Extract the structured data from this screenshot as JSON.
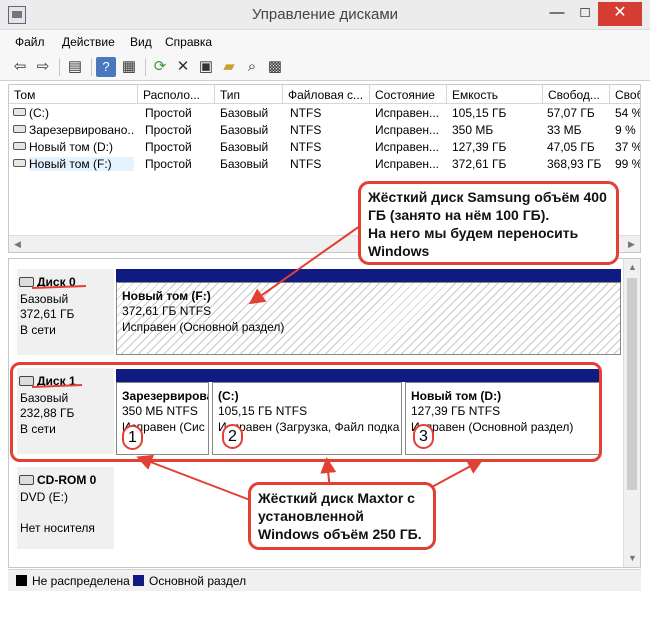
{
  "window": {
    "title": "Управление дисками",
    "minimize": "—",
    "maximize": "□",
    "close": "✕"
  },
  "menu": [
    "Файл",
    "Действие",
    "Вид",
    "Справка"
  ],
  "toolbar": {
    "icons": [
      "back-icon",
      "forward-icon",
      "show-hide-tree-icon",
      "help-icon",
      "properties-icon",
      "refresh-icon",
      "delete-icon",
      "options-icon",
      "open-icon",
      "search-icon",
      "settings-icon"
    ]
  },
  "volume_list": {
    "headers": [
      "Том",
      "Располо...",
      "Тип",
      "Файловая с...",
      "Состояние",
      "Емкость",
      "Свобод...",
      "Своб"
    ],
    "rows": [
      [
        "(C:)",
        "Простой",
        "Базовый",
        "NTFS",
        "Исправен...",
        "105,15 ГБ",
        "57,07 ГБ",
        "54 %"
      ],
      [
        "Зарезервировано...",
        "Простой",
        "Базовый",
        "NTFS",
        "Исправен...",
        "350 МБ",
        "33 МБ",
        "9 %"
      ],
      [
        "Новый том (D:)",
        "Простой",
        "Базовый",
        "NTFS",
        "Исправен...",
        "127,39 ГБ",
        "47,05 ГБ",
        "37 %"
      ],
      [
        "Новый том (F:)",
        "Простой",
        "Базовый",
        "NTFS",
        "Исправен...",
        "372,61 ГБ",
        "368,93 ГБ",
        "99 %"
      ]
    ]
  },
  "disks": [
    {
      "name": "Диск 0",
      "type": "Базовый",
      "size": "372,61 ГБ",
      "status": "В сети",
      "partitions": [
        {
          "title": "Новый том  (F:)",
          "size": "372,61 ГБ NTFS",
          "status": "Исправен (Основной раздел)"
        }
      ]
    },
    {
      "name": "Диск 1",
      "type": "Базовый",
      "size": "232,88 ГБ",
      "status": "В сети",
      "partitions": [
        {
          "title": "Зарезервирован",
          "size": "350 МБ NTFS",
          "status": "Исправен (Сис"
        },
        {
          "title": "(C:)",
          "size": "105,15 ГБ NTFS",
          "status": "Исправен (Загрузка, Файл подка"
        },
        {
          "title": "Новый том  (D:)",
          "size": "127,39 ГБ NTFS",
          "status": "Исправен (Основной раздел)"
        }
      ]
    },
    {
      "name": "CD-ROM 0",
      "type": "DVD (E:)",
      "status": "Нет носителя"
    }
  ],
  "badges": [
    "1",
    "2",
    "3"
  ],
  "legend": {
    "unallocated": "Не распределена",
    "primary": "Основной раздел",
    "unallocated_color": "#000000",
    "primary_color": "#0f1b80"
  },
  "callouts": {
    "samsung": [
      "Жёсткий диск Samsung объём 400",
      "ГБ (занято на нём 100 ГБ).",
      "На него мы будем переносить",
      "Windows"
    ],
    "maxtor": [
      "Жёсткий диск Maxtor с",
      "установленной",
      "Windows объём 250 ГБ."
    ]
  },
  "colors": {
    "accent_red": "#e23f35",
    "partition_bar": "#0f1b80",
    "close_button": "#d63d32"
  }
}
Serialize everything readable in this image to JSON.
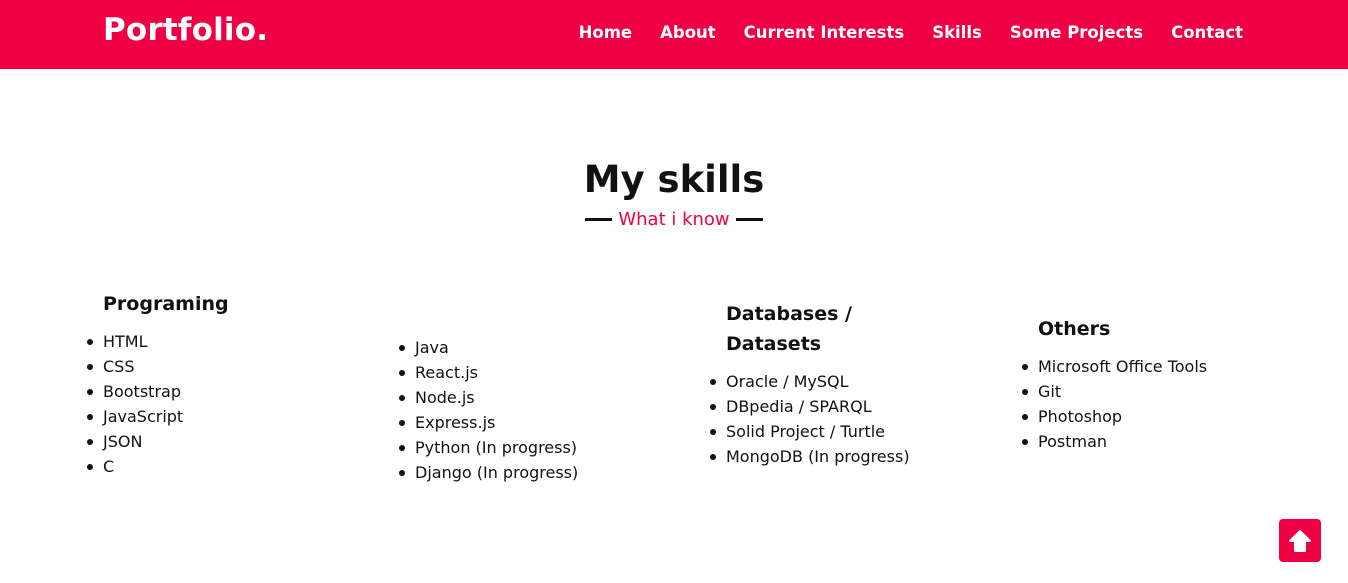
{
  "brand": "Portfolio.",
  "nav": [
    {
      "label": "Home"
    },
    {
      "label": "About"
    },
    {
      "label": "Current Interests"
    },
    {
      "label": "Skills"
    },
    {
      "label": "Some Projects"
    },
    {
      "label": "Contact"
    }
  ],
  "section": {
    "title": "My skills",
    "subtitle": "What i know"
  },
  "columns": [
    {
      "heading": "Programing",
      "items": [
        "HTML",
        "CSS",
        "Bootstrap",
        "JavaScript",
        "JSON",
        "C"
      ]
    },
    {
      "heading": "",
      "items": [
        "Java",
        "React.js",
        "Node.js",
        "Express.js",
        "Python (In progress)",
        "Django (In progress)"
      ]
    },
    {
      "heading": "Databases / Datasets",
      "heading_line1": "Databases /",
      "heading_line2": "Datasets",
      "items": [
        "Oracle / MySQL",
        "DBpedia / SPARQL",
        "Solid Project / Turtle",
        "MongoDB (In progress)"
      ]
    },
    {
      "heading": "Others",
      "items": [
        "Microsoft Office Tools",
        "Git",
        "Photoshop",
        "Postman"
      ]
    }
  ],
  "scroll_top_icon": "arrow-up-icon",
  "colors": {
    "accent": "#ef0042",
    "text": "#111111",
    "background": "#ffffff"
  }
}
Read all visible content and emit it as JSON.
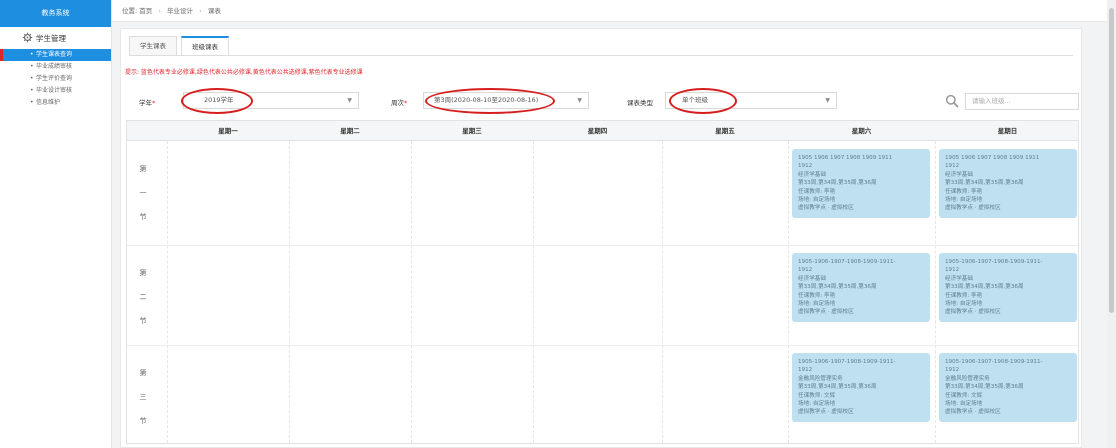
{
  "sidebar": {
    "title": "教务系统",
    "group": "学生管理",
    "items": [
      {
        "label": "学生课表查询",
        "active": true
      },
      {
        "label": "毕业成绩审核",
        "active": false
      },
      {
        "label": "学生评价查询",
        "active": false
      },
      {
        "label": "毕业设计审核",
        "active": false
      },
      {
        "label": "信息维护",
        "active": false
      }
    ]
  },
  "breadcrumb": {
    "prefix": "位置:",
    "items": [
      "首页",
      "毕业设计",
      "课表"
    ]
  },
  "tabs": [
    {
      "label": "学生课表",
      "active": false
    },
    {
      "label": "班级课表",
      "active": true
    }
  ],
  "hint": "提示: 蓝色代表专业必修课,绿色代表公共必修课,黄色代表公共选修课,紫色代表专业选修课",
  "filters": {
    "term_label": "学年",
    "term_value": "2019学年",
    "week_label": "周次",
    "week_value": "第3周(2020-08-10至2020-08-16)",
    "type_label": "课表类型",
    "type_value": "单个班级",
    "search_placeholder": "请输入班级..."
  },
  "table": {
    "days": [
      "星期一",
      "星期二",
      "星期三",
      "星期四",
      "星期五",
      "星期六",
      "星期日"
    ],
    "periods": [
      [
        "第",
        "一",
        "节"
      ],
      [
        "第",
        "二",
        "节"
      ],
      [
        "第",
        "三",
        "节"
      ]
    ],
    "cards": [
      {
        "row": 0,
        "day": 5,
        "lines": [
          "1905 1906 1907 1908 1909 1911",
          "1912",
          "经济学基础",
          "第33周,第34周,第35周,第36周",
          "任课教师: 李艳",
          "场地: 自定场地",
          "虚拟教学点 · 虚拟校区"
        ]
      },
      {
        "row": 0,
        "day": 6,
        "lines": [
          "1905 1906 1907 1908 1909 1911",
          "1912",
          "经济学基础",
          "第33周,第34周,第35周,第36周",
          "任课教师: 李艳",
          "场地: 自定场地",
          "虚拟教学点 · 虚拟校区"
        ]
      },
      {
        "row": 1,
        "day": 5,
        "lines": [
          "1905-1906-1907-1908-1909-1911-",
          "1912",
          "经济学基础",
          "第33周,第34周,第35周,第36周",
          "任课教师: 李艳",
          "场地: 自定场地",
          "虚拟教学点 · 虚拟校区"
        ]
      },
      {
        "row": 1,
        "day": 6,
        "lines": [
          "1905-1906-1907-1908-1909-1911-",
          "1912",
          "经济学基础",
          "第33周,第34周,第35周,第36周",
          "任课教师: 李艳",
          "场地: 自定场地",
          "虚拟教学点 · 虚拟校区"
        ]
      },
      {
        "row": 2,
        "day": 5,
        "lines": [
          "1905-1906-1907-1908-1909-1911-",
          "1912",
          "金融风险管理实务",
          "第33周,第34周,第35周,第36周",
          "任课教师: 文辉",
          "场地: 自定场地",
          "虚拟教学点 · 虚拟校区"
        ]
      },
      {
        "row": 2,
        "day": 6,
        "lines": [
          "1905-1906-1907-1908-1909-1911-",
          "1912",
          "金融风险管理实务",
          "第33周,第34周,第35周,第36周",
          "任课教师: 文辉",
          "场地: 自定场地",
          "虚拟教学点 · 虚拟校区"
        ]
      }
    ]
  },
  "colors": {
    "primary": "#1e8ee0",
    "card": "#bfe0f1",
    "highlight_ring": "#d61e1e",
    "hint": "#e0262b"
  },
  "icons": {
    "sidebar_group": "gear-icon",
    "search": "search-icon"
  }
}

=== Exercise instructions ===
From the material above, copy everything exactly but the pictures.

=== The completed task ===
Extract the structured data from this screenshot as JSON.
{
  "window": {
    "title": "Управление дисками",
    "minimize": "—",
    "maximize": "□",
    "close": "✕"
  },
  "menu": [
    "Файл",
    "Действие",
    "Вид",
    "Справка"
  ],
  "toolbar": {
    "icons": [
      "back-icon",
      "forward-icon",
      "show-hide-tree-icon",
      "help-icon",
      "properties-icon",
      "refresh-icon",
      "delete-icon",
      "options-icon",
      "open-icon",
      "search-icon",
      "settings-icon"
    ]
  },
  "volume_list": {
    "headers": [
      "Том",
      "Располо...",
      "Тип",
      "Файловая с...",
      "Состояние",
      "Емкость",
      "Свобод...",
      "Своб"
    ],
    "rows": [
      [
        "(C:)",
        "Простой",
        "Базовый",
        "NTFS",
        "Исправен...",
        "105,15 ГБ",
        "57,07 ГБ",
        "54 %"
      ],
      [
        "Зарезервировано...",
        "Простой",
        "Базовый",
        "NTFS",
        "Исправен...",
        "350 МБ",
        "33 МБ",
        "9 %"
      ],
      [
        "Новый том (D:)",
        "Простой",
        "Базовый",
        "NTFS",
        "Исправен...",
        "127,39 ГБ",
        "47,05 ГБ",
        "37 %"
      ],
      [
        "Новый том (F:)",
        "Простой",
        "Базовый",
        "NTFS",
        "Исправен...",
        "372,61 ГБ",
        "368,93 ГБ",
        "99 %"
      ]
    ]
  },
  "disks": [
    {
      "name": "Диск 0",
      "type": "Базовый",
      "size": "372,61 ГБ",
      "status": "В сети",
      "partitions": [
        {
          "title": "Новый том  (F:)",
          "size": "372,61 ГБ NTFS",
          "status": "Исправен (Основной раздел)"
        }
      ]
    },
    {
      "name": "Диск 1",
      "type": "Базовый",
      "size": "232,88 ГБ",
      "status": "В сети",
      "partitions": [
        {
          "title": "Зарезервирован",
          "size": "350 МБ NTFS",
          "status": "Исправен (Сис"
        },
        {
          "title": "(C:)",
          "size": "105,15 ГБ NTFS",
          "status": "Исправен (Загрузка, Файл подка"
        },
        {
          "title": "Новый том  (D:)",
          "size": "127,39 ГБ NTFS",
          "status": "Исправен (Основной раздел)"
        }
      ]
    },
    {
      "name": "CD-ROM 0",
      "type": "DVD (E:)",
      "status": "Нет носителя"
    }
  ],
  "badges": [
    "1",
    "2",
    "3"
  ],
  "legend": {
    "unallocated": "Не распределена",
    "primary": "Основной раздел",
    "unallocated_color": "#000000",
    "primary_color": "#0f1b80"
  },
  "callouts": {
    "samsung": [
      "Жёсткий диск Samsung объём 400",
      "ГБ (занято на нём 100 ГБ).",
      "На него мы будем переносить",
      "Windows"
    ],
    "maxtor": [
      "Жёсткий диск Maxtor с",
      "установленной",
      "Windows объём 250 ГБ."
    ]
  },
  "colors": {
    "accent_red": "#e23f35",
    "partition_bar": "#0f1b80",
    "close_button": "#d63d32"
  }
}
Serialize everything readable in this image to JSON.
{
  "brand": "Portfolio.",
  "nav": [
    {
      "label": "Home"
    },
    {
      "label": "About"
    },
    {
      "label": "Current Interests"
    },
    {
      "label": "Skills"
    },
    {
      "label": "Some Projects"
    },
    {
      "label": "Contact"
    }
  ],
  "section": {
    "title": "My skills",
    "subtitle": "What i know"
  },
  "columns": [
    {
      "heading": "Programing",
      "items": [
        "HTML",
        "CSS",
        "Bootstrap",
        "JavaScript",
        "JSON",
        "C"
      ]
    },
    {
      "heading": "",
      "items": [
        "Java",
        "React.js",
        "Node.js",
        "Express.js",
        "Python (In progress)",
        "Django (In progress)"
      ]
    },
    {
      "heading": "Databases / Datasets",
      "heading_line1": "Databases /",
      "heading_line2": "Datasets",
      "items": [
        "Oracle / MySQL",
        "DBpedia / SPARQL",
        "Solid Project / Turtle",
        "MongoDB (In progress)"
      ]
    },
    {
      "heading": "Others",
      "items": [
        "Microsoft Office Tools",
        "Git",
        "Photoshop",
        "Postman"
      ]
    }
  ],
  "scroll_top_icon": "arrow-up-icon",
  "colors": {
    "accent": "#ef0042",
    "text": "#111111",
    "background": "#ffffff"
  }
}
Read all visible content and emit it as JSON.
{
  "sidebar": {
    "title": "教务系统",
    "group": "学生管理",
    "items": [
      {
        "label": "学生课表查询",
        "active": true
      },
      {
        "label": "毕业成绩审核",
        "active": false
      },
      {
        "label": "学生评价查询",
        "active": false
      },
      {
        "label": "毕业设计审核",
        "active": false
      },
      {
        "label": "信息维护",
        "active": false
      }
    ]
  },
  "breadcrumb": {
    "prefix": "位置:",
    "items": [
      "首页",
      "毕业设计",
      "课表"
    ]
  },
  "tabs": [
    {
      "label": "学生课表",
      "active": false
    },
    {
      "label": "班级课表",
      "active": true
    }
  ],
  "hint": "提示: 蓝色代表专业必修课,绿色代表公共必修课,黄色代表公共选修课,紫色代表专业选修课",
  "filters": {
    "term_label": "学年",
    "term_value": "2019学年",
    "week_label": "周次",
    "week_value": "第3周(2020-08-10至2020-08-16)",
    "type_label": "课表类型",
    "type_value": "单个班级",
    "search_placeholder": "请输入班级..."
  },
  "table": {
    "days": [
      "星期一",
      "星期二",
      "星期三",
      "星期四",
      "星期五",
      "星期六",
      "星期日"
    ],
    "periods": [
      [
        "第",
        "一",
        "节"
      ],
      [
        "第",
        "二",
        "节"
      ],
      [
        "第",
        "三",
        "节"
      ]
    ],
    "cards": [
      {
        "row": 0,
        "day": 5,
        "lines": [
          "1905 1906 1907 1908 1909 1911",
          "1912",
          "经济学基础",
          "第33周,第34周,第35周,第36周",
          "任课教师: 李艳",
          "场地: 自定场地",
          "虚拟教学点 · 虚拟校区"
        ]
      },
      {
        "row": 0,
        "day": 6,
        "lines": [
          "1905 1906 1907 1908 1909 1911",
          "1912",
          "经济学基础",
          "第33周,第34周,第35周,第36周",
          "任课教师: 李艳",
          "场地: 自定场地",
          "虚拟教学点 · 虚拟校区"
        ]
      },
      {
        "row": 1,
        "day": 5,
        "lines": [
          "1905-1906-1907-1908-1909-1911-",
          "1912",
          "经济学基础",
          "第33周,第34周,第35周,第36周",
          "任课教师: 李艳",
          "场地: 自定场地",
          "虚拟教学点 · 虚拟校区"
        ]
      },
      {
        "row": 1,
        "day": 6,
        "lines": [
          "1905-1906-1907-1908-1909-1911-",
          "1912",
          "经济学基础",
          "第33周,第34周,第35周,第36周",
          "任课教师: 李艳",
          "场地: 自定场地",
          "虚拟教学点 · 虚拟校区"
        ]
      },
      {
        "row": 2,
        "day": 5,
        "lines": [
          "1905-1906-1907-1908-1909-1911-",
          "1912",
          "金融风险管理实务",
          "第33周,第34周,第35周,第36周",
          "任课教师: 文辉",
          "场地: 自定场地",
          "虚拟教学点 · 虚拟校区"
        ]
      },
      {
        "row": 2,
        "day": 6,
        "lines": [
          "1905-1906-1907-1908-1909-1911-",
          "1912",
          "金融风险管理实务",
          "第33周,第34周,第35周,第36周",
          "任课教师: 文辉",
          "场地: 自定场地",
          "虚拟教学点 · 虚拟校区"
        ]
      }
    ]
  },
  "colors": {
    "primary": "#1e8ee0",
    "card": "#bfe0f1",
    "highlight_ring": "#d61e1e",
    "hint": "#e0262b"
  },
  "icons": {
    "sidebar_group": "gear-icon",
    "search": "search-icon"
  }
}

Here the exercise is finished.